**Dataset entries on figures**
========================

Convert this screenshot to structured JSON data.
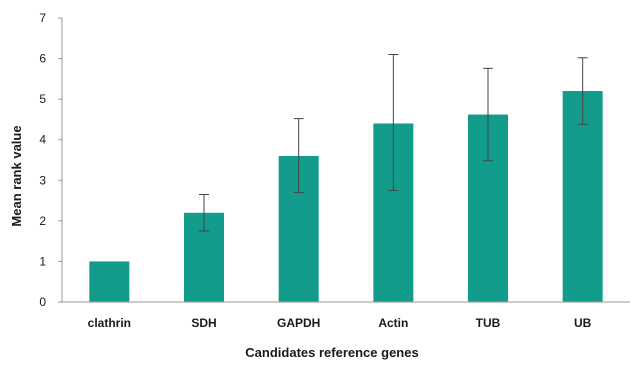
{
  "chart_data": {
    "type": "bar",
    "categories": [
      "clathrin",
      "SDH",
      "GAPDH",
      "Actin",
      "TUB",
      "UB"
    ],
    "values": [
      1.0,
      2.2,
      3.6,
      4.4,
      4.62,
      5.2
    ],
    "error_bars": {
      "lower": [
        1.0,
        1.75,
        2.7,
        2.75,
        3.48,
        4.38
      ],
      "upper": [
        1.0,
        2.65,
        4.52,
        6.1,
        5.76,
        6.02
      ]
    },
    "xlabel": "Candidates reference genes",
    "ylabel": "Mean rank value",
    "ylim": [
      0,
      7
    ],
    "yticks": [
      "0",
      "1",
      "2",
      "3",
      "4",
      "5",
      "6",
      "7"
    ],
    "grid": false,
    "legend": "none",
    "colors": {
      "bar": "#139C8C",
      "axis": "#9a9a9a",
      "error": "#444444"
    }
  }
}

========================

**WHAT IS BEING ASKED**
Return all records verbatim and drop the pictures.

**SOLUTION**
Convert this screenshot to structured JSON data.
{
  "chart_data": {
    "type": "bar",
    "categories": [
      "clathrin",
      "SDH",
      "GAPDH",
      "Actin",
      "TUB",
      "UB"
    ],
    "values": [
      1.0,
      2.2,
      3.6,
      4.4,
      4.62,
      5.2
    ],
    "error_bars": {
      "lower": [
        1.0,
        1.75,
        2.7,
        2.75,
        3.48,
        4.38
      ],
      "upper": [
        1.0,
        2.65,
        4.52,
        6.1,
        5.76,
        6.02
      ]
    },
    "xlabel": "Candidates reference genes",
    "ylabel": "Mean rank value",
    "ylim": [
      0,
      7
    ],
    "yticks": [
      "0",
      "1",
      "2",
      "3",
      "4",
      "5",
      "6",
      "7"
    ],
    "grid": false,
    "legend": "none",
    "colors": {
      "bar": "#139C8C",
      "axis": "#9a9a9a",
      "error": "#444444"
    }
  }
}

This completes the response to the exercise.